### Task prompt
Identify the lines that include the word "items", then copy all of them.

─── Data section

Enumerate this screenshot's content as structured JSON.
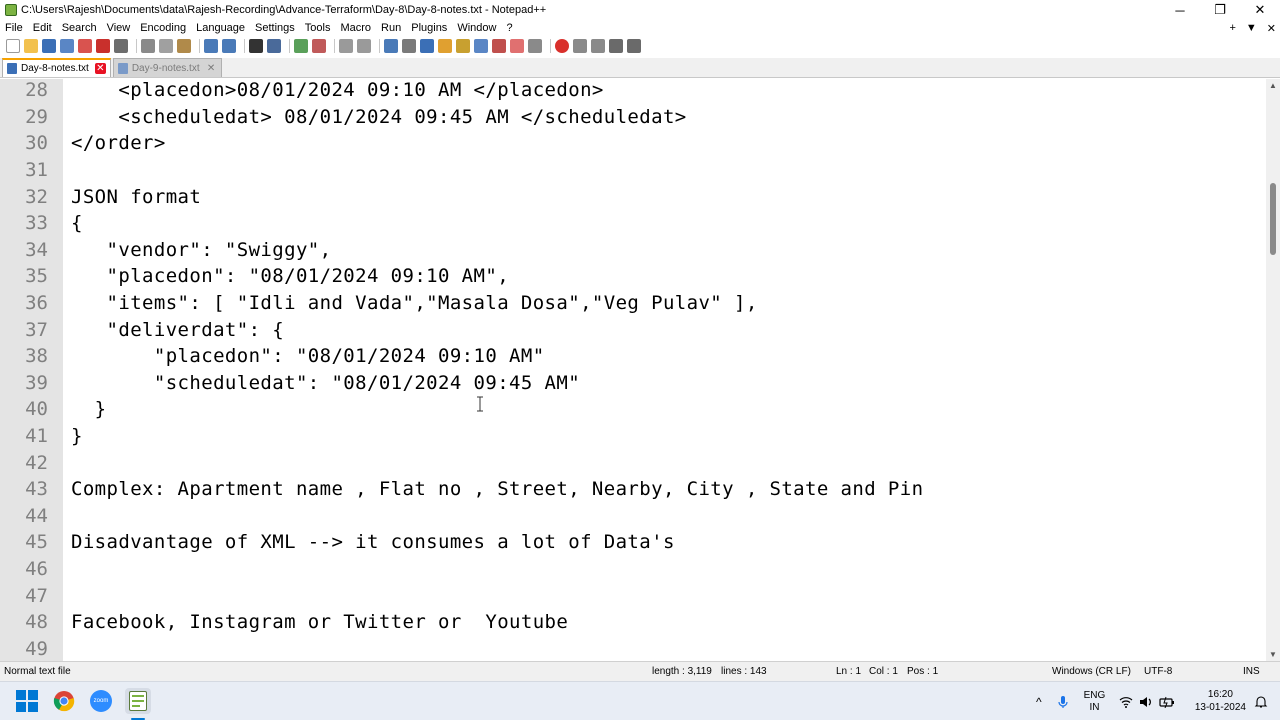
{
  "window": {
    "title": "C:\\Users\\Rajesh\\Documents\\data\\Rajesh-Recording\\Advance-Terraform\\Day-8\\Day-8-notes.txt - Notepad++",
    "minimize": "─",
    "restore": "❐",
    "close": "✕"
  },
  "menu": {
    "items": [
      "File",
      "Edit",
      "Search",
      "View",
      "Encoding",
      "Language",
      "Settings",
      "Tools",
      "Macro",
      "Run",
      "Plugins",
      "Window",
      "?"
    ],
    "right_plus": "+",
    "right_dropdown": "▼",
    "right_close": "✕"
  },
  "tabs": [
    {
      "label": "Day-8-notes.txt",
      "active": true,
      "close": "✕"
    },
    {
      "label": "Day-9-notes.txt",
      "active": false,
      "close": "✕"
    }
  ],
  "editor": {
    "lines": [
      {
        "num": "28",
        "text": "    <placedon>08/01/2024 09:10 AM </placedon>"
      },
      {
        "num": "29",
        "text": "    <scheduledat> 08/01/2024 09:45 AM </scheduledat>"
      },
      {
        "num": "30",
        "text": "</order>"
      },
      {
        "num": "31",
        "text": ""
      },
      {
        "num": "32",
        "text": "JSON format"
      },
      {
        "num": "33",
        "text": "{"
      },
      {
        "num": "34",
        "text": "   \"vendor\": \"Swiggy\","
      },
      {
        "num": "35",
        "text": "   \"placedon\": \"08/01/2024 09:10 AM\","
      },
      {
        "num": "36",
        "text": "   \"items\": [ \"Idli and Vada\",\"Masala Dosa\",\"Veg Pulav\" ],"
      },
      {
        "num": "37",
        "text": "   \"deliverdat\": {"
      },
      {
        "num": "38",
        "text": "       \"placedon\": \"08/01/2024 09:10 AM\""
      },
      {
        "num": "39",
        "text": "       \"scheduledat\": \"08/01/2024 09:45 AM\""
      },
      {
        "num": "40",
        "text": "  }"
      },
      {
        "num": "41",
        "text": "}"
      },
      {
        "num": "42",
        "text": ""
      },
      {
        "num": "43",
        "text": "Complex: Apartment name , Flat no , Street, Nearby, City , State and Pin"
      },
      {
        "num": "44",
        "text": ""
      },
      {
        "num": "45",
        "text": "Disadvantage of XML --> it consumes a lot of Data's"
      },
      {
        "num": "46",
        "text": ""
      },
      {
        "num": "47",
        "text": ""
      },
      {
        "num": "48",
        "text": "Facebook, Instagram or Twitter or  Youtube"
      },
      {
        "num": "49",
        "text": ""
      }
    ]
  },
  "status": {
    "file_type": "Normal text file",
    "length": "length : 3,119",
    "lines": "lines : 143",
    "ln": "Ln : 1",
    "col": "Col : 1",
    "pos": "Pos : 1",
    "eol": "Windows (CR LF)",
    "encoding": "UTF-8",
    "mode": "INS"
  },
  "taskbar": {
    "lang_top": "ENG",
    "lang_bottom": "IN",
    "time": "16:20",
    "date": "13-01-2024",
    "zoom_label": "zoom",
    "chevron": "^"
  },
  "colors": {
    "tab_accent": "#f7a200",
    "gutter": "#e4e4e4",
    "line_number": "#808080",
    "taskbar_bg": "#e8edf5",
    "windows_blue": "#0078d4"
  }
}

──────

### Response
    "items": [
        "text": "   \"items\": [ \"Idli and Vada\",\"Masala Dosa\",\"Veg Pulav\" ],"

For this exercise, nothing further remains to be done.